**BRIEF:** Retype all the entries word for word, but omit the pictures.
"""
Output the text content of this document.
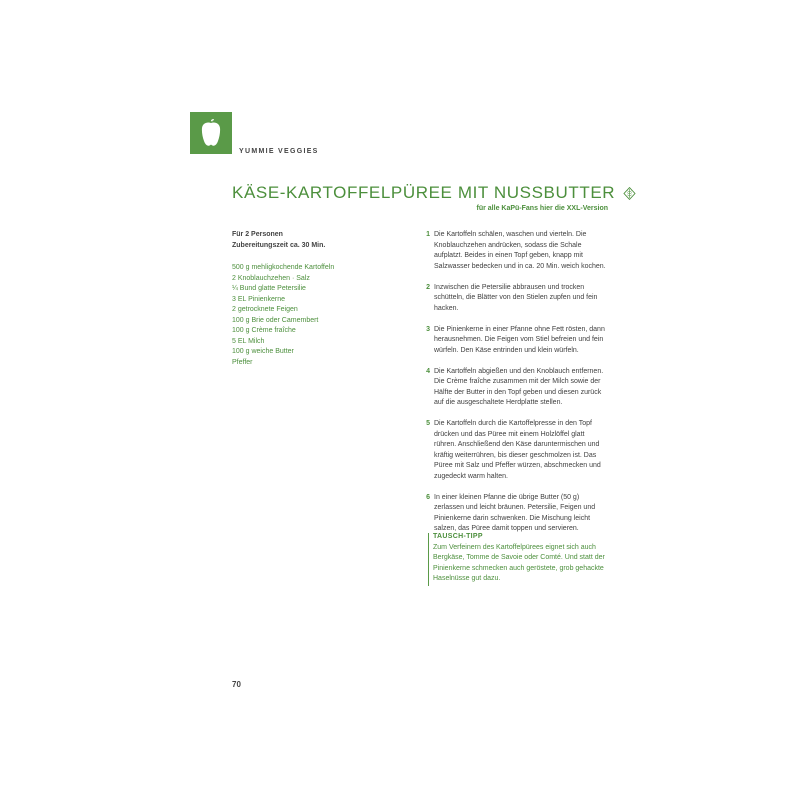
YUMMIE VEGGIES
KÄSE-KARTOFFELPÜREE MIT NUSSBUTTER
für alle KaPü-Fans hier die XXL-Version
Für 2 Personen
Zubereitungszeit ca. 30 Min.
500 g mehligkochende Kartoffeln
2 Knoblauchzehen · Salz
¼ Bund glatte Petersilie
3 EL Pinienkerne
2 getrocknete Feigen
100 g Brie oder Camembert
100 g Crème fraîche
5 EL Milch
100 g weiche Butter
Pfeffer
1 Die Kartoffeln schälen, waschen und vierteln. Die Knoblauchzehen andrücken, sodass die Schale aufplatzt. Beides in einen Topf geben, knapp mit Salzwasser bedecken und in ca. 20 Min. weich kochen.
2 Inzwischen die Petersilie abbrausen und trocken schütteln, die Blätter von den Stielen zupfen und fein hacken.
3 Die Pinienkerne in einer Pfanne ohne Fett rösten, dann herausnehmen. Die Feigen vom Stiel befreien und fein würfeln. Den Käse entrinden und klein würfeln.
4 Die Kartoffeln abgießen und den Knoblauch entfernen. Die Crème fraîche zusammen mit der Milch sowie der Hälfte der Butter in den Topf geben und diesen zurück auf die ausgeschaltete Herdplatte stellen.
5 Die Kartoffeln durch die Kartoffelpresse in den Topf drücken und das Püree mit einem Holzlöffel glatt rühren. Anschließend den Käse daruntermischen und kräftig weiterrühren, bis dieser geschmolzen ist. Das Püree mit Salz und Pfeffer würzen, abschmecken und zugedeckt warm halten.
6 In einer kleinen Pfanne die übrige Butter (50 g) zerlassen und leicht bräunen. Petersilie, Feigen und Pinienkerne darin schwenken. Die Mischung leicht salzen, das Püree damit toppen und servieren.
TAUSCH-TIPP
Zum Verfeinern des Kartoffelpürees eignet sich auch Bergkäse, Tomme de Savoie oder Comté. Und statt der Pinienkerne schmecken auch geröstete, grob gehackte Haselnüsse gut dazu.
70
"""
**SOLUTION FOR THIS TASK:**
Output the text content of this document.
YUMMIE VEGGIES
KÄSE-KARTOFFELPÜREE MIT NUSSBUTTER
für alle KaPü-Fans hier die XXL-Version
Für 2 Personen
Zubereitungszeit ca. 30 Min.
500 g mehligkochende Kartoffeln
2 Knoblauchzehen · Salz
¼ Bund glatte Petersilie
3 EL Pinienkerne
2 getrocknete Feigen
100 g Brie oder Camembert
100 g Crème fraîche
5 EL Milch
100 g weiche Butter
Pfeffer
1 Die Kartoffeln schälen, waschen und vierteln. Die Knoblauchzehen andrücken, sodass die Schale aufplatzt. Beides in einen Topf geben, knapp mit Salzwasser bedecken und in ca. 20 Min. weich kochen.
2 Inzwischen die Petersilie abbrausen und trocken schütteln, die Blätter von den Stielen zupfen und fein hacken.
3 Die Pinienkerne in einer Pfanne ohne Fett rösten, dann herausnehmen. Die Feigen vom Stiel befreien und fein würfeln. Den Käse entrinden und klein würfeln.
4 Die Kartoffeln abgießen und den Knoblauch entfernen. Die Crème fraîche zusammen mit der Milch sowie der Hälfte der Butter in den Topf geben und diesen zurück auf die ausgeschaltete Herdplatte stellen.
5 Die Kartoffeln durch die Kartoffelpresse in den Topf drücken und das Püree mit einem Holzlöffel glatt rühren. Anschließend den Käse daruntermischen und kräftig weiterrühren, bis dieser geschmolzen ist. Das Püree mit Salz und Pfeffer würzen, abschmecken und zugedeckt warm halten.
6 In einer kleinen Pfanne die übrige Butter (50 g) zerlassen und leicht bräunen. Petersilie, Feigen und Pinienkerne darin schwenken. Die Mischung leicht salzen, das Püree damit toppen und servieren.
TAUSCH-TIPP
Zum Verfeinern des Kartoffelpürees eignet sich auch Bergkäse, Tomme de Savoie oder Comté. Und statt der Pinienkerne schmecken auch geröstete, grob gehackte Haselnüsse gut dazu.
70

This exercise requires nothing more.